▶ The problem:
Each entry below is to be given again word for word, with no pictures.

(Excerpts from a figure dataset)
# # # # #

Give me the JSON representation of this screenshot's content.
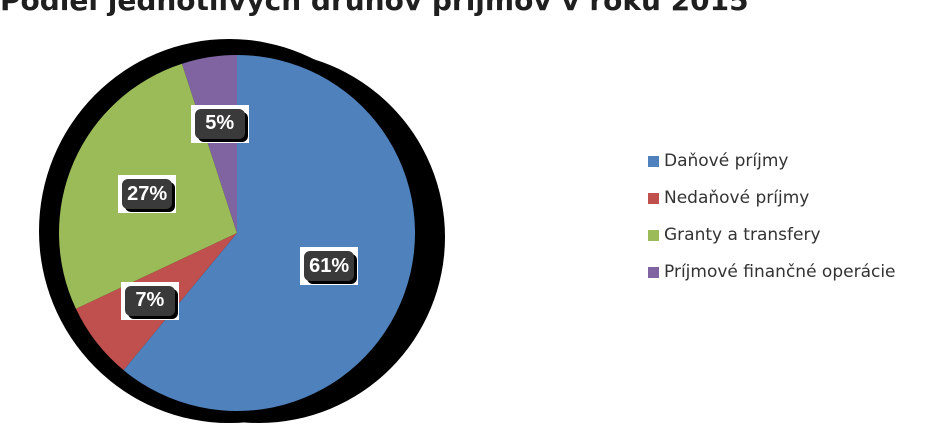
{
  "chart_data": {
    "type": "pie",
    "title": "Podiel jednotlivých druhov príjmov v roku 2015",
    "slices": [
      {
        "name": "Daňové príjmy",
        "value": 61,
        "label": "61%",
        "color": "#4f81bd"
      },
      {
        "name": "Nedaňové príjmy",
        "value": 7,
        "label": "7%",
        "color": "#c0504d"
      },
      {
        "name": "Granty a transfery",
        "value": 27,
        "label": "27%",
        "color": "#9bbb59"
      },
      {
        "name": "Príjmové finančné operácie",
        "value": 5,
        "label": "5%",
        "color": "#8064a2"
      }
    ],
    "legend_position": "right",
    "start_angle": "top, clockwise"
  }
}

# # # # #

▶ The reply:
Give me the JSON representation of this screenshot's content.
{
  "chart_data": {
    "type": "pie",
    "title": "Podiel jednotlivých druhov príjmov v roku 2015",
    "slices": [
      {
        "name": "Daňové príjmy",
        "value": 61,
        "label": "61%",
        "color": "#4f81bd"
      },
      {
        "name": "Nedaňové príjmy",
        "value": 7,
        "label": "7%",
        "color": "#c0504d"
      },
      {
        "name": "Granty a transfery",
        "value": 27,
        "label": "27%",
        "color": "#9bbb59"
      },
      {
        "name": "Príjmové finančné operácie",
        "value": 5,
        "label": "5%",
        "color": "#8064a2"
      }
    ],
    "legend_position": "right",
    "start_angle": "top, clockwise"
  }
}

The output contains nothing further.